▸ **Items**:
——

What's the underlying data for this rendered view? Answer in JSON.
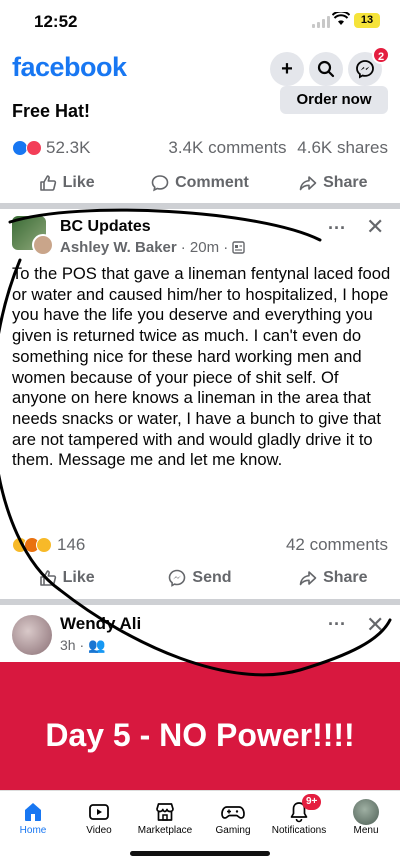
{
  "status_bar": {
    "time": "12:52",
    "battery": "13"
  },
  "header": {
    "brand": "facebook",
    "messenger_badge": "2"
  },
  "ad": {
    "title": "Free Hat!",
    "cta": "Order now",
    "reaction_count": "52.3K",
    "comments": "3.4K comments",
    "shares": "4.6K shares",
    "actions": {
      "like": "Like",
      "comment": "Comment",
      "share": "Share"
    }
  },
  "post": {
    "group": "BC Updates",
    "author": "Ashley W. Baker",
    "time": "· 20m ·",
    "text": "To the POS that gave a lineman fentynal laced food or water and caused him/her to hospitalized, I hope you have the life you deserve and everything you given is returned twice as much.  I can't even do something nice for these hard working men and women because of your piece of shit self. Of anyone on here knows a lineman in the area that needs snacks or water, I have a bunch to give that are not tampered with and would gladly drive it to them. Message me and let me know.",
    "reaction_count": "146",
    "comments": "42 comments",
    "actions": {
      "like": "Like",
      "send": "Send",
      "share": "Share"
    }
  },
  "post2": {
    "author": "Wendy Ali",
    "time": "3h ·",
    "banner_text": "Day 5 - NO Power!!!!",
    "banner_color": "#d8183f"
  },
  "bottom_nav": {
    "items": [
      {
        "label": "Home",
        "icon": "home-icon"
      },
      {
        "label": "Video",
        "icon": "video-icon"
      },
      {
        "label": "Marketplace",
        "icon": "marketplace-icon"
      },
      {
        "label": "Gaming",
        "icon": "gaming-icon"
      },
      {
        "label": "Notifications",
        "icon": "bell-icon"
      },
      {
        "label": "Menu",
        "icon": "avatar-icon"
      }
    ],
    "notification_badge": "9+"
  },
  "colors": {
    "brand": "#1877f2",
    "muted": "#65676b",
    "badge": "#e41e3f"
  }
}
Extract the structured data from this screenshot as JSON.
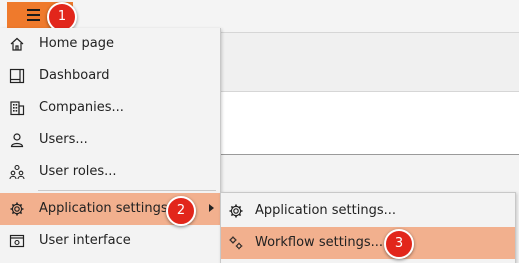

——

▸ **Set problem**: Give every record again exactly, apart from the pictures, which stay out.

▸ **Response**:
What's the underlying data for this rendered view? Answer in JSON.
{
  "status_bar": {
    "time": "12:52",
    "battery": "13"
  },
  "header": {
    "brand": "facebook",
    "messenger_badge": "2"
  },
  "ad": {
    "title": "Free Hat!",
    "cta": "Order now",
    "reaction_count": "52.3K",
    "comments": "3.4K comments",
    "shares": "4.6K shares",
    "actions": {
      "like": "Like",
      "comment": "Comment",
      "share": "Share"
    }
  },
  "post": {
    "group": "BC Updates",
    "author": "Ashley W. Baker",
    "time": "· 20m ·",
    "text": "To the POS that gave a lineman fentynal laced food or water and caused him/her to hospitalized, I hope you have the life you deserve and everything you given is returned twice as much.  I can't even do something nice for these hard working men and women because of your piece of shit self. Of anyone on here knows a lineman in the area that needs snacks or water, I have a bunch to give that are not tampered with and would gladly drive it to them. Message me and let me know.",
    "reaction_count": "146",
    "comments": "42 comments",
    "actions": {
      "like": "Like",
      "send": "Send",
      "share": "Share"
    }
  },
  "post2": {
    "author": "Wendy Ali",
    "time": "3h ·",
    "banner_text": "Day 5 - NO Power!!!!",
    "banner_color": "#d8183f"
  },
  "bottom_nav": {
    "items": [
      {
        "label": "Home",
        "icon": "home-icon"
      },
      {
        "label": "Video",
        "icon": "video-icon"
      },
      {
        "label": "Marketplace",
        "icon": "marketplace-icon"
      },
      {
        "label": "Gaming",
        "icon": "gaming-icon"
      },
      {
        "label": "Notifications",
        "icon": "bell-icon"
      },
      {
        "label": "Menu",
        "icon": "avatar-icon"
      }
    ],
    "notification_badge": "9+"
  },
  "colors": {
    "brand": "#1877f2",
    "muted": "#65676b",
    "badge": "#e41e3f"
  }
}
Extract the structured data from this screenshot as JSON.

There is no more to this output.